Dataset rows:
============

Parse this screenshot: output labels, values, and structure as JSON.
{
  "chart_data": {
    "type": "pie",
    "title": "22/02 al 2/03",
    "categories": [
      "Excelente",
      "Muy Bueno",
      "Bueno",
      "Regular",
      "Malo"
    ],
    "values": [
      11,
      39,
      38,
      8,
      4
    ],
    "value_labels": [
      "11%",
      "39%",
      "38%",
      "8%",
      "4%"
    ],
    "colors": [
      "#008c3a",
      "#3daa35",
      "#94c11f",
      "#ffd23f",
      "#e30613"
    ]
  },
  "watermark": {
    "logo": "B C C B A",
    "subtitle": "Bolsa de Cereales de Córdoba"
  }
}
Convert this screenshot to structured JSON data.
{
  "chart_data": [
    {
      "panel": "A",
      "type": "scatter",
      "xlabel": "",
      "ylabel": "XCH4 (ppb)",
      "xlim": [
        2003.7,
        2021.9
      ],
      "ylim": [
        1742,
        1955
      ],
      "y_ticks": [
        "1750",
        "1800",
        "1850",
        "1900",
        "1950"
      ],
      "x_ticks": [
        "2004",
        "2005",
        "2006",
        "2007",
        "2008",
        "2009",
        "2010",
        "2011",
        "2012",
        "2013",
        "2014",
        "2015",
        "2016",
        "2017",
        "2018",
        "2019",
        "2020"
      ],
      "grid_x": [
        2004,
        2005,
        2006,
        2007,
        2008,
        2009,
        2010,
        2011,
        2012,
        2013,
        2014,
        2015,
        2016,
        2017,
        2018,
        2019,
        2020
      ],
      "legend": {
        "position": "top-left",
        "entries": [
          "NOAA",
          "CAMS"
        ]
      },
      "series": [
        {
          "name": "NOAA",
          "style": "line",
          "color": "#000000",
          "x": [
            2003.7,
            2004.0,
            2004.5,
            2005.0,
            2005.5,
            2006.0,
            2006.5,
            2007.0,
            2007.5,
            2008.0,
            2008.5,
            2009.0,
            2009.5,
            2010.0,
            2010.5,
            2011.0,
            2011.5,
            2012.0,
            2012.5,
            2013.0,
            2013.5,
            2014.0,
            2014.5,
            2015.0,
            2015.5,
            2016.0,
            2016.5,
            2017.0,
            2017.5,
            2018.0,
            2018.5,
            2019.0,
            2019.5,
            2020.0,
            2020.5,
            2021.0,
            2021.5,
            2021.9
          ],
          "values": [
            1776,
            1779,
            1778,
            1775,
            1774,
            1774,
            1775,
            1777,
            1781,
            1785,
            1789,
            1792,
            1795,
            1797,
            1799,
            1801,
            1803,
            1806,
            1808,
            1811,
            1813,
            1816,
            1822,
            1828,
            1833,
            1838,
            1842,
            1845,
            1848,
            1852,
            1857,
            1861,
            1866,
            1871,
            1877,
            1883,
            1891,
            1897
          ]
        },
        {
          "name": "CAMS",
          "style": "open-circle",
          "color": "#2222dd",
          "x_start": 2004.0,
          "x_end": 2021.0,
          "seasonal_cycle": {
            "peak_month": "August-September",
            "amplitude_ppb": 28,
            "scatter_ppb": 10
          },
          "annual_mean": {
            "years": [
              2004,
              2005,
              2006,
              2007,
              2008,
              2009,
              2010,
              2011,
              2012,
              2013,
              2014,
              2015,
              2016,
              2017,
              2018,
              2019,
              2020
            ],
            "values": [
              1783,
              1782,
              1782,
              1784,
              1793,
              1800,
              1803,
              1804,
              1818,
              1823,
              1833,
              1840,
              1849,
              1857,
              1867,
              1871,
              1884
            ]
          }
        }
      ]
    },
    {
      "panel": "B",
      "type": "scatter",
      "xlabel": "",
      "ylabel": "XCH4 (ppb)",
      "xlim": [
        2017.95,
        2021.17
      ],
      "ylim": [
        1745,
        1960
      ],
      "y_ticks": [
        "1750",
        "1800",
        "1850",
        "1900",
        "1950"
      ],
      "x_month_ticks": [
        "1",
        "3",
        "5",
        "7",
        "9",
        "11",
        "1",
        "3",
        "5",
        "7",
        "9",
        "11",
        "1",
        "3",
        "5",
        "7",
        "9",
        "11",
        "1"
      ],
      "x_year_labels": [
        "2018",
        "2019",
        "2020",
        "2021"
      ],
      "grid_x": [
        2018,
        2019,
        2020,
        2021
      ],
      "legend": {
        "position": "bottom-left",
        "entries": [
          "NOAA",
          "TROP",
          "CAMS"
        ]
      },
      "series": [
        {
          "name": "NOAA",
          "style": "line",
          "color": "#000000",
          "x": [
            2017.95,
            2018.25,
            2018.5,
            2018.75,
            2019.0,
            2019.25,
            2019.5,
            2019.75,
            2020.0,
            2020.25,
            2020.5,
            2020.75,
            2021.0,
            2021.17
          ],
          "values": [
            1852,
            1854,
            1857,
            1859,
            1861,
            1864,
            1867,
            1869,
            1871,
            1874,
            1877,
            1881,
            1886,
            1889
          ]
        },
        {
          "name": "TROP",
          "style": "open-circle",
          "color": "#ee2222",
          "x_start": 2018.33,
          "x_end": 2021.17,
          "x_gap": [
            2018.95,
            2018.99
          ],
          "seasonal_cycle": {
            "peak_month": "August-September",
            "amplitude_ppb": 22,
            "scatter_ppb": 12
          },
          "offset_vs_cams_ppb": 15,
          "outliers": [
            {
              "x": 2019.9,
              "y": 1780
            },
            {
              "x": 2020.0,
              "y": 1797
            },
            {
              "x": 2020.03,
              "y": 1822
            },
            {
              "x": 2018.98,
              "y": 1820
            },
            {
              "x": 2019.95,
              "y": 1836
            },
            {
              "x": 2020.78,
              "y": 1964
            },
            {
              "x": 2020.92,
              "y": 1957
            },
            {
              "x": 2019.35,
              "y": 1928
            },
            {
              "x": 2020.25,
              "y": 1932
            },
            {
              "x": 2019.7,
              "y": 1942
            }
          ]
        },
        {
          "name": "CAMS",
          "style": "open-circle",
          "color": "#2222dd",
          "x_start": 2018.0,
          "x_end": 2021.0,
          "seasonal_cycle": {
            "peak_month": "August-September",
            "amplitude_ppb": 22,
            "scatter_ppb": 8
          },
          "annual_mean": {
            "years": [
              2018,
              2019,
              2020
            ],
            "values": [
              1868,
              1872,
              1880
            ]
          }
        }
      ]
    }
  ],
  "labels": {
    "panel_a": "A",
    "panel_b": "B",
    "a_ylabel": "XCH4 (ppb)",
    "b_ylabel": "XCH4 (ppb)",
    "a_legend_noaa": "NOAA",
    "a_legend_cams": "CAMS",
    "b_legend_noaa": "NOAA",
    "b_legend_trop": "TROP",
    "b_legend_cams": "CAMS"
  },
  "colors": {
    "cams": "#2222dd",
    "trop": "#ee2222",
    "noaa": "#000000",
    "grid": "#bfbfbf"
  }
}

============

What is asked: Return every line exactly.

The response:
Parse this screenshot: output labels, values, and structure as JSON.
{
  "chart_data": {
    "type": "pie",
    "title": "22/02 al 2/03",
    "categories": [
      "Excelente",
      "Muy Bueno",
      "Bueno",
      "Regular",
      "Malo"
    ],
    "values": [
      11,
      39,
      38,
      8,
      4
    ],
    "value_labels": [
      "11%",
      "39%",
      "38%",
      "8%",
      "4%"
    ],
    "colors": [
      "#008c3a",
      "#3daa35",
      "#94c11f",
      "#ffd23f",
      "#e30613"
    ]
  },
  "watermark": {
    "logo": "B C C B A",
    "subtitle": "Bolsa de Cereales de Córdoba"
  }
}
Convert this screenshot to structured JSON data.
{
  "chart_data": [
    {
      "panel": "A",
      "type": "scatter",
      "xlabel": "",
      "ylabel": "XCH4 (ppb)",
      "xlim": [
        2003.7,
        2021.9
      ],
      "ylim": [
        1742,
        1955
      ],
      "y_ticks": [
        "1750",
        "1800",
        "1850",
        "1900",
        "1950"
      ],
      "x_ticks": [
        "2004",
        "2005",
        "2006",
        "2007",
        "2008",
        "2009",
        "2010",
        "2011",
        "2012",
        "2013",
        "2014",
        "2015",
        "2016",
        "2017",
        "2018",
        "2019",
        "2020"
      ],
      "grid_x": [
        2004,
        2005,
        2006,
        2007,
        2008,
        2009,
        2010,
        2011,
        2012,
        2013,
        2014,
        2015,
        2016,
        2017,
        2018,
        2019,
        2020
      ],
      "legend": {
        "position": "top-left",
        "entries": [
          "NOAA",
          "CAMS"
        ]
      },
      "series": [
        {
          "name": "NOAA",
          "style": "line",
          "color": "#000000",
          "x": [
            2003.7,
            2004.0,
            2004.5,
            2005.0,
            2005.5,
            2006.0,
            2006.5,
            2007.0,
            2007.5,
            2008.0,
            2008.5,
            2009.0,
            2009.5,
            2010.0,
            2010.5,
            2011.0,
            2011.5,
            2012.0,
            2012.5,
            2013.0,
            2013.5,
            2014.0,
            2014.5,
            2015.0,
            2015.5,
            2016.0,
            2016.5,
            2017.0,
            2017.5,
            2018.0,
            2018.5,
            2019.0,
            2019.5,
            2020.0,
            2020.5,
            2021.0,
            2021.5,
            2021.9
          ],
          "values": [
            1776,
            1779,
            1778,
            1775,
            1774,
            1774,
            1775,
            1777,
            1781,
            1785,
            1789,
            1792,
            1795,
            1797,
            1799,
            1801,
            1803,
            1806,
            1808,
            1811,
            1813,
            1816,
            1822,
            1828,
            1833,
            1838,
            1842,
            1845,
            1848,
            1852,
            1857,
            1861,
            1866,
            1871,
            1877,
            1883,
            1891,
            1897
          ]
        },
        {
          "name": "CAMS",
          "style": "open-circle",
          "color": "#2222dd",
          "x_start": 2004.0,
          "x_end": 2021.0,
          "seasonal_cycle": {
            "peak_month": "August-September",
            "amplitude_ppb": 28,
            "scatter_ppb": 10
          },
          "annual_mean": {
            "years": [
              2004,
              2005,
              2006,
              2007,
              2008,
              2009,
              2010,
              2011,
              2012,
              2013,
              2014,
              2015,
              2016,
              2017,
              2018,
              2019,
              2020
            ],
            "values": [
              1783,
              1782,
              1782,
              1784,
              1793,
              1800,
              1803,
              1804,
              1818,
              1823,
              1833,
              1840,
              1849,
              1857,
              1867,
              1871,
              1884
            ]
          }
        }
      ]
    },
    {
      "panel": "B",
      "type": "scatter",
      "xlabel": "",
      "ylabel": "XCH4 (ppb)",
      "xlim": [
        2017.95,
        2021.17
      ],
      "ylim": [
        1745,
        1960
      ],
      "y_ticks": [
        "1750",
        "1800",
        "1850",
        "1900",
        "1950"
      ],
      "x_month_ticks": [
        "1",
        "3",
        "5",
        "7",
        "9",
        "11",
        "1",
        "3",
        "5",
        "7",
        "9",
        "11",
        "1",
        "3",
        "5",
        "7",
        "9",
        "11",
        "1"
      ],
      "x_year_labels": [
        "2018",
        "2019",
        "2020",
        "2021"
      ],
      "grid_x": [
        2018,
        2019,
        2020,
        2021
      ],
      "legend": {
        "position": "bottom-left",
        "entries": [
          "NOAA",
          "TROP",
          "CAMS"
        ]
      },
      "series": [
        {
          "name": "NOAA",
          "style": "line",
          "color": "#000000",
          "x": [
            2017.95,
            2018.25,
            2018.5,
            2018.75,
            2019.0,
            2019.25,
            2019.5,
            2019.75,
            2020.0,
            2020.25,
            2020.5,
            2020.75,
            2021.0,
            2021.17
          ],
          "values": [
            1852,
            1854,
            1857,
            1859,
            1861,
            1864,
            1867,
            1869,
            1871,
            1874,
            1877,
            1881,
            1886,
            1889
          ]
        },
        {
          "name": "TROP",
          "style": "open-circle",
          "color": "#ee2222",
          "x_start": 2018.33,
          "x_end": 2021.17,
          "x_gap": [
            2018.95,
            2018.99
          ],
          "seasonal_cycle": {
            "peak_month": "August-September",
            "amplitude_ppb": 22,
            "scatter_ppb": 12
          },
          "offset_vs_cams_ppb": 15,
          "outliers": [
            {
              "x": 2019.9,
              "y": 1780
            },
            {
              "x": 2020.0,
              "y": 1797
            },
            {
              "x": 2020.03,
              "y": 1822
            },
            {
              "x": 2018.98,
              "y": 1820
            },
            {
              "x": 2019.95,
              "y": 1836
            },
            {
              "x": 2020.78,
              "y": 1964
            },
            {
              "x": 2020.92,
              "y": 1957
            },
            {
              "x": 2019.35,
              "y": 1928
            },
            {
              "x": 2020.25,
              "y": 1932
            },
            {
              "x": 2019.7,
              "y": 1942
            }
          ]
        },
        {
          "name": "CAMS",
          "style": "open-circle",
          "color": "#2222dd",
          "x_start": 2018.0,
          "x_end": 2021.0,
          "seasonal_cycle": {
            "peak_month": "August-September",
            "amplitude_ppb": 22,
            "scatter_ppb": 8
          },
          "annual_mean": {
            "years": [
              2018,
              2019,
              2020
            ],
            "values": [
              1868,
              1872,
              1880
            ]
          }
        }
      ]
    }
  ],
  "labels": {
    "panel_a": "A",
    "panel_b": "B",
    "a_ylabel": "XCH4 (ppb)",
    "b_ylabel": "XCH4 (ppb)",
    "a_legend_noaa": "NOAA",
    "a_legend_cams": "CAMS",
    "b_legend_noaa": "NOAA",
    "b_legend_trop": "TROP",
    "b_legend_cams": "CAMS"
  },
  "colors": {
    "cams": "#2222dd",
    "trop": "#ee2222",
    "noaa": "#000000",
    "grid": "#bfbfbf"
  }
}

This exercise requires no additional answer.